== Exercise requirements ==
Answer with a single number, the count of lines holding the word "房屋竣工面积".

++++ Record excerpts ++++

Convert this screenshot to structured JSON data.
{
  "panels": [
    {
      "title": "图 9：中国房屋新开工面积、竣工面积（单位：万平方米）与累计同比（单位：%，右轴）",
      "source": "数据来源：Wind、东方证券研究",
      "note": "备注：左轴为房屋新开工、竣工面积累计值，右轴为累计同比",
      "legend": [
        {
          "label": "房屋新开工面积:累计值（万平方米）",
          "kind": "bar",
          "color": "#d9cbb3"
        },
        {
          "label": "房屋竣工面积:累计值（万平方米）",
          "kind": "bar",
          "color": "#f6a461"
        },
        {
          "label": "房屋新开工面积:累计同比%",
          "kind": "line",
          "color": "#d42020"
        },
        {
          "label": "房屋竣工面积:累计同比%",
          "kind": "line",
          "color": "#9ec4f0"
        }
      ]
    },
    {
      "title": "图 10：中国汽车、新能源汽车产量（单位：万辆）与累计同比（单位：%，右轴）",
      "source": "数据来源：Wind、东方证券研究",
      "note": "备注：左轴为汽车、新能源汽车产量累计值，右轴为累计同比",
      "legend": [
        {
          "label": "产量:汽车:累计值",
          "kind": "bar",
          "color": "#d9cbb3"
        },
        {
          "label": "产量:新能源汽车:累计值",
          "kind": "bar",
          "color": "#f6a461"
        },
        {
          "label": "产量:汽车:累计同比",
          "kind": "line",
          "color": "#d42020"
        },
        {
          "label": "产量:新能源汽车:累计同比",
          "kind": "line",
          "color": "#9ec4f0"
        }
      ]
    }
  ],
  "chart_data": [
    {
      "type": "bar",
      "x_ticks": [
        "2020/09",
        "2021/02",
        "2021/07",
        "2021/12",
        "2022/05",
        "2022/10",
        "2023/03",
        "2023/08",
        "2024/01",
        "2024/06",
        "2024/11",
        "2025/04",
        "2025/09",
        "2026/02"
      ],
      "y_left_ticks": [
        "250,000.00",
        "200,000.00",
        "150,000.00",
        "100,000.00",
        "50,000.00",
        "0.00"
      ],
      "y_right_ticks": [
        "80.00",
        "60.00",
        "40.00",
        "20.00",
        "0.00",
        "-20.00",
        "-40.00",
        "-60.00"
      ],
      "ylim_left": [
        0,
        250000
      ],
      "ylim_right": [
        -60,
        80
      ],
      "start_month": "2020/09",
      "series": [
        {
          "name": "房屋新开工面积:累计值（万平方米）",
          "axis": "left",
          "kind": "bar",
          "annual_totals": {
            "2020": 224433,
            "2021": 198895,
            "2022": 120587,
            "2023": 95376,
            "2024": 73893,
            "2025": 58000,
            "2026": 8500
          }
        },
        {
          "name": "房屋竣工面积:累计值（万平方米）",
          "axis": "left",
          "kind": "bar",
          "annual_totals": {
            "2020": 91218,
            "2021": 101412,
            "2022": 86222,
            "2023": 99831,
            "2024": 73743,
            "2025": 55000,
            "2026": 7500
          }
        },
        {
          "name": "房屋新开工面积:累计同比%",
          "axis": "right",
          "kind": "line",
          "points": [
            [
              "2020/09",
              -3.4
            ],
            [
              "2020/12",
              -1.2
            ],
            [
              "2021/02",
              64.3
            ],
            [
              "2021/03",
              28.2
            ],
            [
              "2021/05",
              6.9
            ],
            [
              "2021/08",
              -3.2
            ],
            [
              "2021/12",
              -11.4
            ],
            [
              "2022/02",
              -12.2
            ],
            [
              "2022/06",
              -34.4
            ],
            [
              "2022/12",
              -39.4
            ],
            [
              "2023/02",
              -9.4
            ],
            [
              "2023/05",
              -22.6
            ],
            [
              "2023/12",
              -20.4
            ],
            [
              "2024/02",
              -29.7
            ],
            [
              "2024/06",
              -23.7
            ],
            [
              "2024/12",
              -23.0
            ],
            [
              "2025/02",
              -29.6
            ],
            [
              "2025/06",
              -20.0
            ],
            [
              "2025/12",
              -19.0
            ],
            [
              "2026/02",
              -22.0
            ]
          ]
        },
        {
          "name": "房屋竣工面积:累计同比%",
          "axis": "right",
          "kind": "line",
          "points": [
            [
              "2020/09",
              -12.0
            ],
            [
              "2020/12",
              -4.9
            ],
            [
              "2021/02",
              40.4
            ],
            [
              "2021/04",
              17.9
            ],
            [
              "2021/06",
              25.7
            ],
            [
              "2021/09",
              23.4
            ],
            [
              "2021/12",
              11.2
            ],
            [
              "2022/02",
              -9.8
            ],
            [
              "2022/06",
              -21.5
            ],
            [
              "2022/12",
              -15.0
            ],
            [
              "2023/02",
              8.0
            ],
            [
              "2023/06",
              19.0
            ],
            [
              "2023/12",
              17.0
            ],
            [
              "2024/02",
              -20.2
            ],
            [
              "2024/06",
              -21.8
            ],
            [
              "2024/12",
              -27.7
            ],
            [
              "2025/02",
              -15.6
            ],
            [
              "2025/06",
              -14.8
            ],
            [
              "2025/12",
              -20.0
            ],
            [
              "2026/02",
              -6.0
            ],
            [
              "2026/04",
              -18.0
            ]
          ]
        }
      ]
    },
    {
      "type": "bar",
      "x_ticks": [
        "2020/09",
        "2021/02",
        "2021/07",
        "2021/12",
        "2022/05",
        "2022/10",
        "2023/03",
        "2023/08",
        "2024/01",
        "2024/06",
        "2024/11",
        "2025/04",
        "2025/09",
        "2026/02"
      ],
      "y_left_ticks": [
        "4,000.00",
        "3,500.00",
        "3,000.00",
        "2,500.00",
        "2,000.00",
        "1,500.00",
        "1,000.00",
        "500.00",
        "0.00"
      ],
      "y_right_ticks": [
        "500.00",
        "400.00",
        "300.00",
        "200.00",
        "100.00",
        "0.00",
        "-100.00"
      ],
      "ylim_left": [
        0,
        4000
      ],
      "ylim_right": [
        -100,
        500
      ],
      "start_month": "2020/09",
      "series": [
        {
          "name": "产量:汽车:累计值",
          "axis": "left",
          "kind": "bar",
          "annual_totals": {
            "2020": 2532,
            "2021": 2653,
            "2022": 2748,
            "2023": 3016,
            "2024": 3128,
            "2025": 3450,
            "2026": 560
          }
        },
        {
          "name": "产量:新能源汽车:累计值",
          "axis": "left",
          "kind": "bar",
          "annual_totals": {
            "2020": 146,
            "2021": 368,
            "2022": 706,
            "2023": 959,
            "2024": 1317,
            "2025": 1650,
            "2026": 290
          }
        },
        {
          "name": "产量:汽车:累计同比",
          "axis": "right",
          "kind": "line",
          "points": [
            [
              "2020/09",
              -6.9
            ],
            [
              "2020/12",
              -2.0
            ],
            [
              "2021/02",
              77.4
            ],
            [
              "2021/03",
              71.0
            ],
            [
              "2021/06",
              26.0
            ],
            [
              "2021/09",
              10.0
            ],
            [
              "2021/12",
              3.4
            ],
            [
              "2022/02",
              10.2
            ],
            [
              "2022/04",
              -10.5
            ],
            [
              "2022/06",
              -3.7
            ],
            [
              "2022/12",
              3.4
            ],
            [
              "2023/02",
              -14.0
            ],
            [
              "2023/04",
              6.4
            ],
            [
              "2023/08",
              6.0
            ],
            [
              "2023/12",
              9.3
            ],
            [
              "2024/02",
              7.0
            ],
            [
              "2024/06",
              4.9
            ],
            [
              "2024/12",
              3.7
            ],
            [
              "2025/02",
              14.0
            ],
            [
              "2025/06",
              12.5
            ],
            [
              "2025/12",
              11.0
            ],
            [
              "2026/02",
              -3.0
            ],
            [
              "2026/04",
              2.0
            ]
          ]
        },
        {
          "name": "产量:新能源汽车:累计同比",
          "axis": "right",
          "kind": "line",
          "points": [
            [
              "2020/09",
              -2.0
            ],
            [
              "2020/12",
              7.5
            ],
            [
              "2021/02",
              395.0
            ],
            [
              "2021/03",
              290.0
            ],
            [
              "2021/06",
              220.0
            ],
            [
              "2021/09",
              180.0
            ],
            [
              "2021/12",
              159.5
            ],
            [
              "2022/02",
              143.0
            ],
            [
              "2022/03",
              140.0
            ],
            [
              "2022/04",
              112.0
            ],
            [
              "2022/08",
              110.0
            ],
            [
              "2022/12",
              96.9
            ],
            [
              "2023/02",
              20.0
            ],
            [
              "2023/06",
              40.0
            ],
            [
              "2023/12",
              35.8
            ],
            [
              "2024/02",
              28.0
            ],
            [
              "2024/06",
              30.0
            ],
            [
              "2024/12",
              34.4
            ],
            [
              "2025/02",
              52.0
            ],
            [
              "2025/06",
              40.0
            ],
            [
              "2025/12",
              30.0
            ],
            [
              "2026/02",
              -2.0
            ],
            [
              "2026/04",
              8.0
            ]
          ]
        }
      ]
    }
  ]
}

++++

== Written reply ==
4